Answer with nothing except the number of lines that contain the word "poprawnie".

***** Provided material

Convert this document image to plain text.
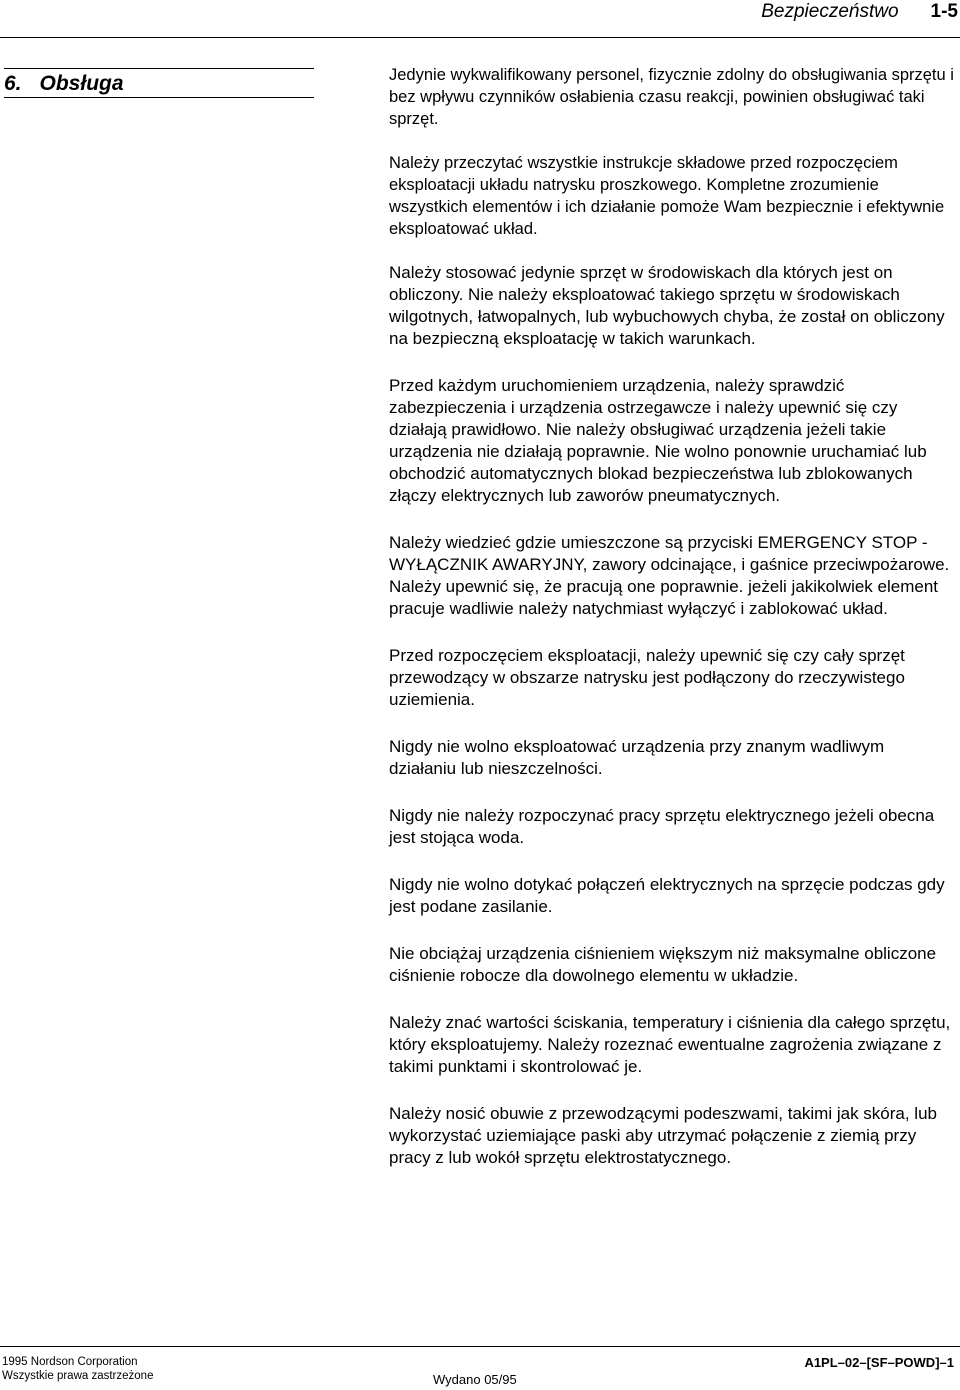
Bezpieczeństwo 1-5
6. Obsługa	Jedynie wykwalifikowany personel, fizycznie zdolny do obsługiwania sprzętu i bez wpływu czynników osłabienia czasu reakcji, powinien obsługiwać taki sprzęt.

Należy przeczytać wszystkie instrukcje składowe przed rozpoczęciem eksploatacji układu natrysku proszkowego. Kompletne zrozumienie wszystkich elementów i ich działanie pomoże Wam bezpiecznie i efektywnie eksploatować układ.

Należy stosować jedynie sprzęt w środowiskach dla których jest on obliczony. Nie należy eksploatować takiego sprzętu w środowiskach wilgotnych, łatwopalnych, lub wybuchowych chyba, że został on obliczony na bezpieczną eksploatację w takich warunkach.

Przed każdym uruchomieniem urządzenia, należy sprawdzić zabezpieczenia i urządzenia ostrzegawcze i należy upewnić się czy działają prawidłowo. Nie należy obsługiwać urządzenia jeżeli takie urządzenia nie działają poprawnie. Nie wolno ponownie uruchamiać lub obchodzić automatycznych blokad bezpieczeństwa lub zblokowanych złączy elektrycznych lub zaworów pneumatycznych.

Należy wiedzieć gdzie umieszczone są przyciski EMERGENCY STOP - WYŁĄCZNIK AWARYJNY, zawory odcinające, i gaśnice przeciwpożarowe. Należy upewnić się, że pracują one poprawnie. jeżeli jakikolwiek element pracuje wadliwie należy natychmiast wyłączyć i zablokować układ.

Przed rozpoczęciem eksploatacji, należy upewnić się czy cały sprzęt przewodzący w obszarze natrysku jest podłączony do rzeczywistego uziemienia.

Nigdy nie wolno eksploatować urządzenia przy znanym wadliwym działaniu lub nieszczelności.

Nigdy nie należy rozpoczynać pracy sprzętu elektrycznego jeżeli obecna jest stojąca woda.

Nigdy nie wolno dotykać połączeń elektrycznych na sprzęcie podczas gdy jest podane zasilanie.

Nie obciążaj urządzenia ciśnieniem większym niż maksymalne obliczone ciśnienie robocze dla dowolnego elementu w układzie.

Należy znać wartości ściskania, temperatury i ciśnienia dla całego sprzętu, który eksploatujemy. Należy rozeznać ewentualne zagrożenia związane z takimi punktami i skontrolować je.

Należy nosić obuwie z przewodzącymi podeszwami, takimi jak skóra, lub wykorzystać uziemiające paski aby utrzymać połączenie z ziemią przy pracy z lub wokół sprzętu elektrostatycznego.

1995 Nordson Corporation
Wszystkie prawa zastrzeżone	Wydano 05/95
A1PL–02–[SF–POWD]–1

**********

● **Solution for this exercise**
2